# Required task
Output all the entries word for word. Omit the pictures.

⁂

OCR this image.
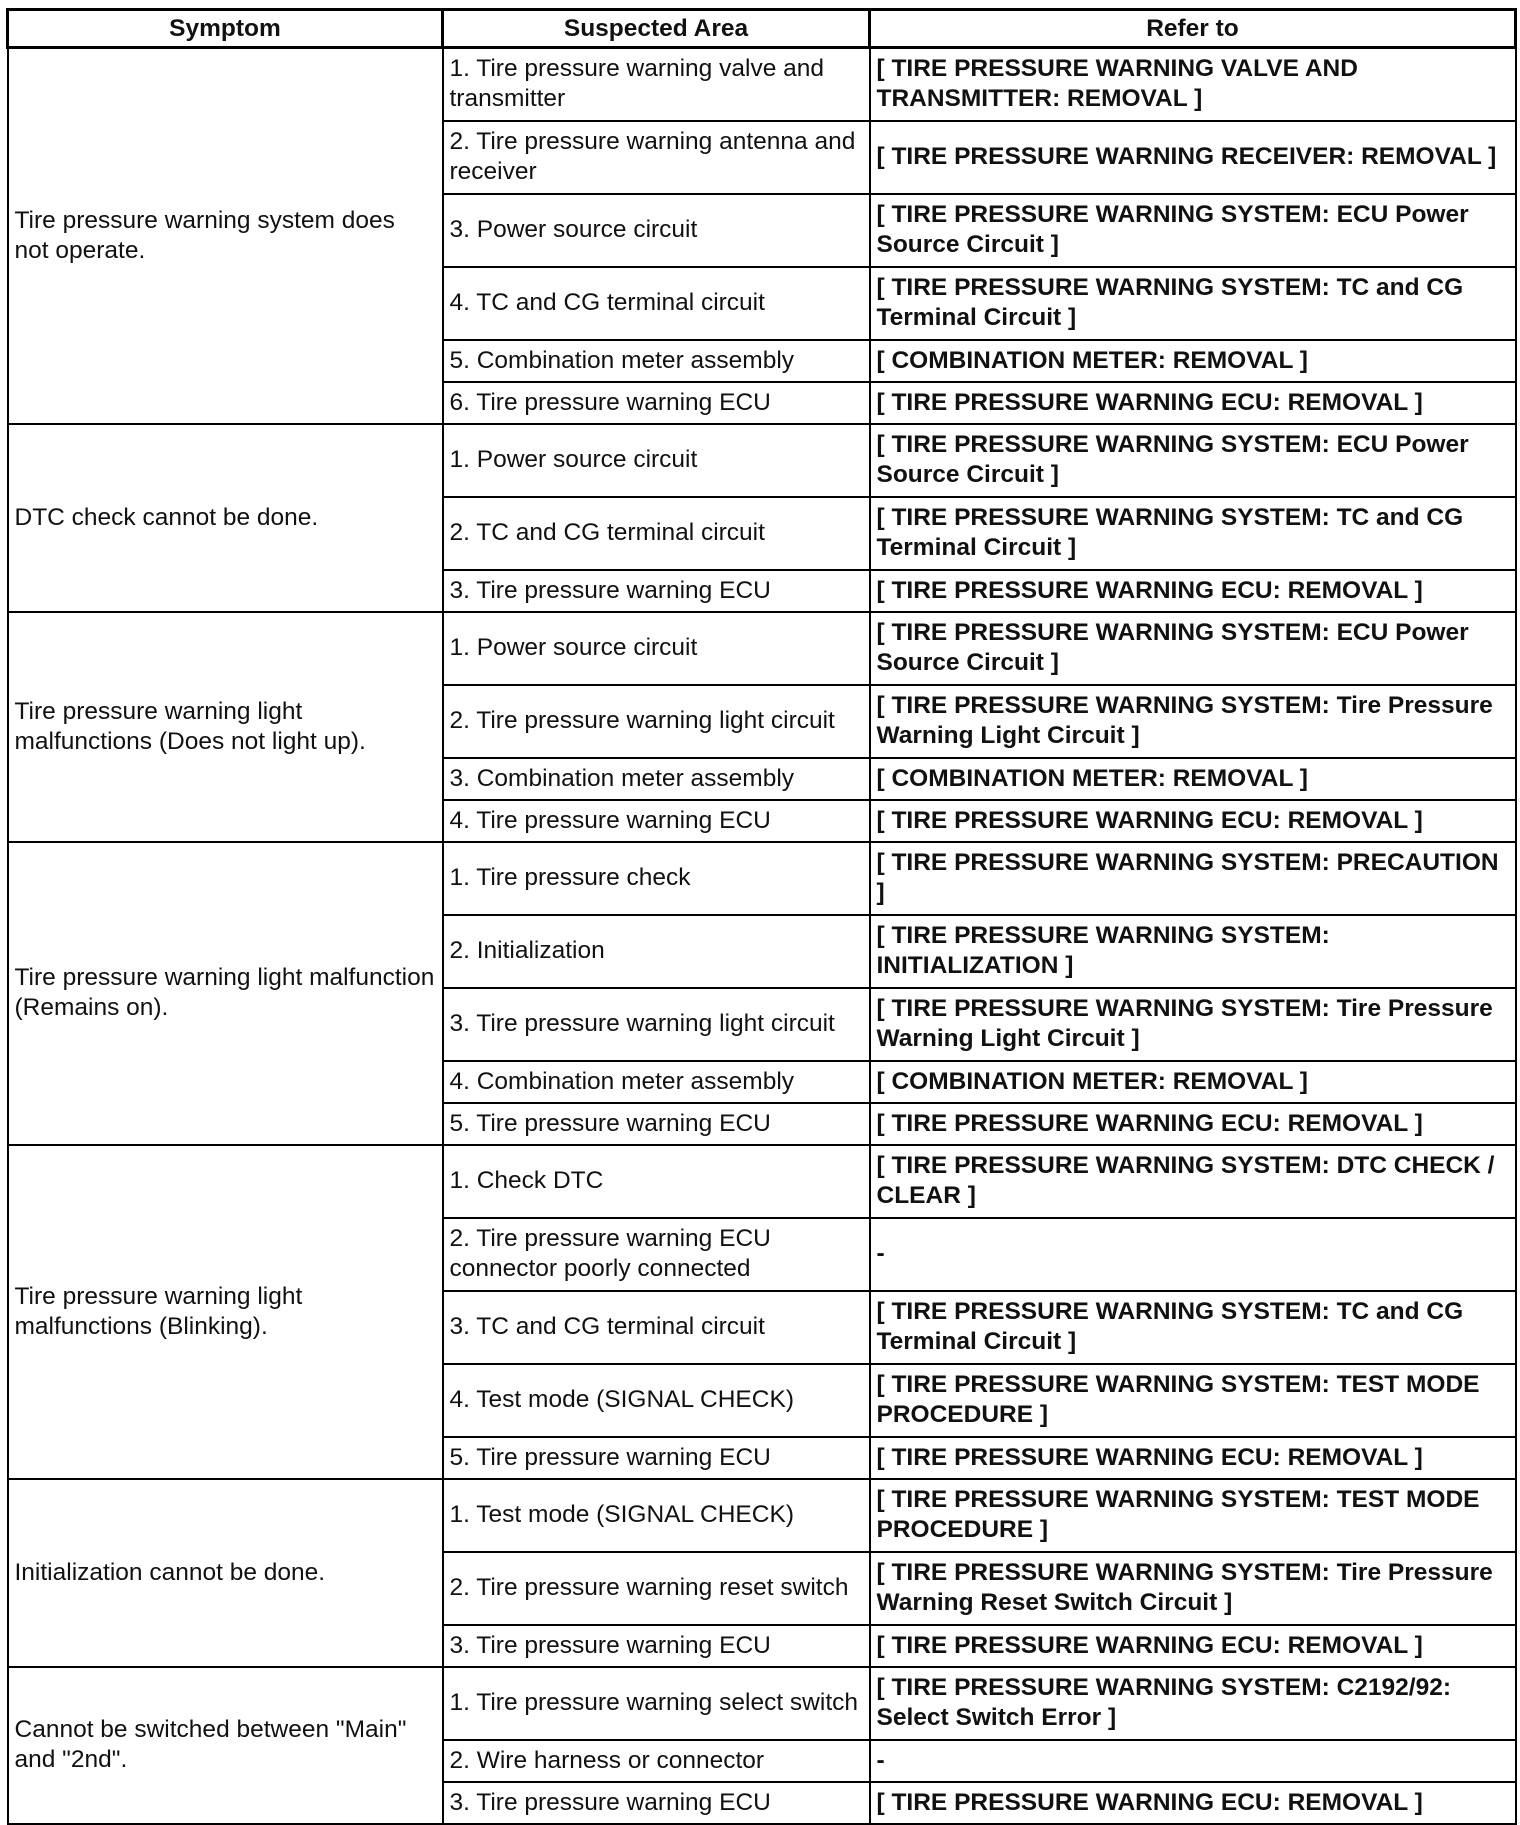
Symptom	Suspected Area	Refer to
Tire pressure warning system does not operate.	1. Tire pressure warning valve and transmitter	[ TIRE PRESSURE WARNING VALVE AND TRANSMITTER: REMOVAL ]
	2. Tire pressure warning antenna and receiver	[ TIRE PRESSURE WARNING RECEIVER: REMOVAL ]
	3. Power source circuit	[ TIRE PRESSURE WARNING SYSTEM: ECU Power Source Circuit ]
	4. TC and CG terminal circuit	[ TIRE PRESSURE WARNING SYSTEM: TC and CG Terminal Circuit ]
	5. Combination meter assembly	[ COMBINATION METER: REMOVAL ]
	6. Tire pressure warning ECU	[ TIRE PRESSURE WARNING ECU: REMOVAL ]
DTC check cannot be done.	1. Power source circuit	[ TIRE PRESSURE WARNING SYSTEM: ECU Power Source Circuit ]
	2. TC and CG terminal circuit	[ TIRE PRESSURE WARNING SYSTEM: TC and CG Terminal Circuit ]
	3. Tire pressure warning ECU	[ TIRE PRESSURE WARNING ECU: REMOVAL ]
Tire pressure warning light malfunctions (Does not light up).	1. Power source circuit	[ TIRE PRESSURE WARNING SYSTEM: ECU Power Source Circuit ]
	2. Tire pressure warning light circuit	[ TIRE PRESSURE WARNING SYSTEM: Tire Pressure Warning Light Circuit ]
	3. Combination meter assembly	[ COMBINATION METER: REMOVAL ]
	4. Tire pressure warning ECU	[ TIRE PRESSURE WARNING ECU: REMOVAL ]
Tire pressure warning light malfunction (Remains on).	1. Tire pressure check	[ TIRE PRESSURE WARNING SYSTEM: PRECAUTION ]
	2. Initialization	[ TIRE PRESSURE WARNING SYSTEM: INITIALIZATION ]
	3. Tire pressure warning light circuit	[ TIRE PRESSURE WARNING SYSTEM: Tire Pressure Warning Light Circuit ]
	4. Combination meter assembly	[ COMBINATION METER: REMOVAL ]
	5. Tire pressure warning ECU	[ TIRE PRESSURE WARNING ECU: REMOVAL ]
Tire pressure warning light malfunctions (Blinking).	1. Check DTC	[ TIRE PRESSURE WARNING SYSTEM: DTC CHECK / CLEAR ]
	2. Tire pressure warning ECU connector poorly connected	-
	3. TC and CG terminal circuit	[ TIRE PRESSURE WARNING SYSTEM: TC and CG Terminal Circuit ]
	4. Test mode (SIGNAL CHECK)	[ TIRE PRESSURE WARNING SYSTEM: TEST MODE PROCEDURE ]
	5. Tire pressure warning ECU	[ TIRE PRESSURE WARNING ECU: REMOVAL ]
Initialization cannot be done.	1. Test mode (SIGNAL CHECK)	[ TIRE PRESSURE WARNING SYSTEM: TEST MODE PROCEDURE ]
	2. Tire pressure warning reset switch	[ TIRE PRESSURE WARNING SYSTEM: Tire Pressure Warning Reset Switch Circuit ]
	3. Tire pressure warning ECU	[ TIRE PRESSURE WARNING ECU: REMOVAL ]
Cannot be switched between "Main" and "2nd".	1. Tire pressure warning select switch	[ TIRE PRESSURE WARNING SYSTEM: C2192/92: Select Switch Error ]
	2. Wire harness or connector	-
	3. Tire pressure warning ECU	[ TIRE PRESSURE WARNING ECU: REMOVAL ]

⁂

# Response for this exercise
OCR this image.
Symptom	Suspected Area	Refer to
Tire pressure warning system does not operate.	1. Tire pressure warning valve and transmitter	[ TIRE PRESSURE WARNING VALVE AND TRANSMITTER: REMOVAL ]
	2. Tire pressure warning antenna and receiver	[ TIRE PRESSURE WARNING RECEIVER: REMOVAL ]
	3. Power source circuit	[ TIRE PRESSURE WARNING SYSTEM: ECU Power Source Circuit ]
	4. TC and CG terminal circuit	[ TIRE PRESSURE WARNING SYSTEM: TC and CG Terminal Circuit ]
	5. Combination meter assembly	[ COMBINATION METER: REMOVAL ]
	6. Tire pressure warning ECU	[ TIRE PRESSURE WARNING ECU: REMOVAL ]
DTC check cannot be done.	1. Power source circuit	[ TIRE PRESSURE WARNING SYSTEM: ECU Power Source Circuit ]
	2. TC and CG terminal circuit	[ TIRE PRESSURE WARNING SYSTEM: TC and CG Terminal Circuit ]
	3. Tire pressure warning ECU	[ TIRE PRESSURE WARNING ECU: REMOVAL ]
Tire pressure warning light malfunctions (Does not light up).	1. Power source circuit	[ TIRE PRESSURE WARNING SYSTEM: ECU Power Source Circuit ]
	2. Tire pressure warning light circuit	[ TIRE PRESSURE WARNING SYSTEM: Tire Pressure Warning Light Circuit ]
	3. Combination meter assembly	[ COMBINATION METER: REMOVAL ]
	4. Tire pressure warning ECU	[ TIRE PRESSURE WARNING ECU: REMOVAL ]
Tire pressure warning light malfunction (Remains on).	1. Tire pressure check	[ TIRE PRESSURE WARNING SYSTEM: PRECAUTION ]
	2. Initialization	[ TIRE PRESSURE WARNING SYSTEM: INITIALIZATION ]
	3. Tire pressure warning light circuit	[ TIRE PRESSURE WARNING SYSTEM: Tire Pressure Warning Light Circuit ]
	4. Combination meter assembly	[ COMBINATION METER: REMOVAL ]
	5. Tire pressure warning ECU	[ TIRE PRESSURE WARNING ECU: REMOVAL ]
Tire pressure warning light malfunctions (Blinking).	1. Check DTC	[ TIRE PRESSURE WARNING SYSTEM: DTC CHECK / CLEAR ]
	2. Tire pressure warning ECU connector poorly connected	-
	3. TC and CG terminal circuit	[ TIRE PRESSURE WARNING SYSTEM: TC and CG Terminal Circuit ]
	4. Test mode (SIGNAL CHECK)	[ TIRE PRESSURE WARNING SYSTEM: TEST MODE PROCEDURE ]
	5. Tire pressure warning ECU	[ TIRE PRESSURE WARNING ECU: REMOVAL ]
Initialization cannot be done.	1. Test mode (SIGNAL CHECK)	[ TIRE PRESSURE WARNING SYSTEM: TEST MODE PROCEDURE ]
	2. Tire pressure warning reset switch	[ TIRE PRESSURE WARNING SYSTEM: Tire Pressure Warning Reset Switch Circuit ]
	3. Tire pressure warning ECU	[ TIRE PRESSURE WARNING ECU: REMOVAL ]
Cannot be switched between "Main" and "2nd".	1. Tire pressure warning select switch	[ TIRE PRESSURE WARNING SYSTEM: C2192/92: Select Switch Error ]
	2. Wire harness or connector	-
	3. Tire pressure warning ECU	[ TIRE PRESSURE WARNING ECU: REMOVAL ]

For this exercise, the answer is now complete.